**Things to do:**
1. Rewrite the forum thread on learning computer science in college from "Edit: It's all" up to and including "reading the thread.", changing "programming knowledge" to "coding knowledge".
2. Extend the forum thread on learning computer science in college past its final sentence.

Edit: It's all a personal choice in the end anyway, pretty subjective topic wouldn't you think?


[deleted]


as an educational platform it's nowhere near dead

That's an interesting point of view. To refer specifically to the example you gave, what is it about computer science that can best be learned (only be learned?) in college? Does showing that lack of college study of computer science is correlated with lack of basic programming knowledge (which I would believe, for the sake of discussion) the same as showing that lack of college study of CS will CAUSE, inevitably, lack of basic programming knowledge? Can't anyone who desires to improve programming knowledge self-educate through multiple channels in today's world?

After edit: It appears that the reply to which I am replying has now been deleted. I'll open up the questions to everyone else reading the thread.


We're constantly reminded of the people who are productive coders without a college degree so the counter-example is well established. I don't think you'll get anyone to go along with "lack of college study of CS will CAUSE, inevitably, lack of basic programming knowledge".

In the general case however, a majority of people who start college degrees (there are exceptions, again, such as MIT but those colleges put out a very small percentage of graduates) don't have programming experience. Surely you wouldn't want someone like who I was before college, just a regular guy who would chat a lot online, sometimes play video games (but not much), had written some mIRC scripts and a web page (static HTML with dreamweaver), installed linux a few times but didn't like it much, could build a computer from parts bought separately, did most of the extended family's tech support and took a VB class in high school (your average pre-college geek) to be coding the software you do your online banking with.

**Information supplied:**
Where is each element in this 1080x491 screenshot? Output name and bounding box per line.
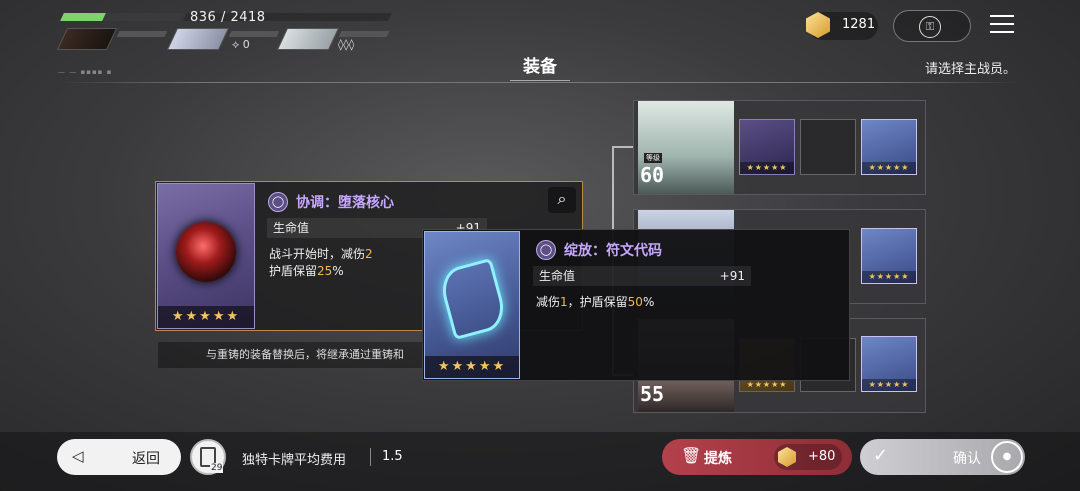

**Responses for each task:**
1.
Edit: It's all a personal choice in the end anyway, pretty subjective topic wouldn't you think?


[deleted]


as an educational platform it's nowhere near dead

That's an interesting point of view. To refer specifically to the example you gave, what is it about computer science that can best be learned (only be learned?) in college? Does showing that lack of college study of computer science is correlated with lack of basic coding knowledge (which I would believe, for the sake of discussion) the same as showing that lack of college study of CS will CAUSE, inevitably, lack of basic coding knowledge? Can't anyone who desires to improve coding knowledge self-educate through multiple channels in today's world?

After edit: It appears that the reply to which I am replying has now been deleted. I'll open up the questions to everyone else reading the thread.

2.
The great benefit of college is to show you just how much there is available to know. The field is huge. College orients you in every direction and, if you let it, guides you a few steps down the path in every way. Which path(s) you ultimately choose to follow are up to you but at least you know they're there, have a solid grounding to work on and know how to go about getting to your destination. Some people can get there on their own. Most wouldn't have a clue where to start.


The problem is that the value of certain computer science concepts, such as big-Oh notation, may not be immediately obvious for someone self-educating. They can skip over these mathematical/CS concepts in favor of more 'practical' software engineering study. You don't need to know lambda calculus or even basic sorting algorithms to write business logic apps -- and so these things get ignored.


These kinds of claims are common; G Harry Stine in his "The Hopeful Future" wrote, "A self-taught person is usually deficient in one or more areas of his learning expertise." There are several problems with the claim, but the most important is that if a self-taught person discovers he or she needs to know something that they missed earlier, they simply need to go find it out, since they have avoided becoming dependent on others to tell them what to learn and when.


I love how big-Oh notation is the default example of what you need college for in every single Reddit/HN discussion of education.


It's happened more than once that I've seen (and had to explain) why putting while loops inside while loops (once saw a one code snippet with 4 nested whiles!) is going to run fine on your dev box with 5 rows in the database but is going to be excruciatingly slow if you move it to production and data starts pouring in.

Granted, in some of the cases the person did have a college degree and should've known how big-Oh applied here but must've been asleep in class.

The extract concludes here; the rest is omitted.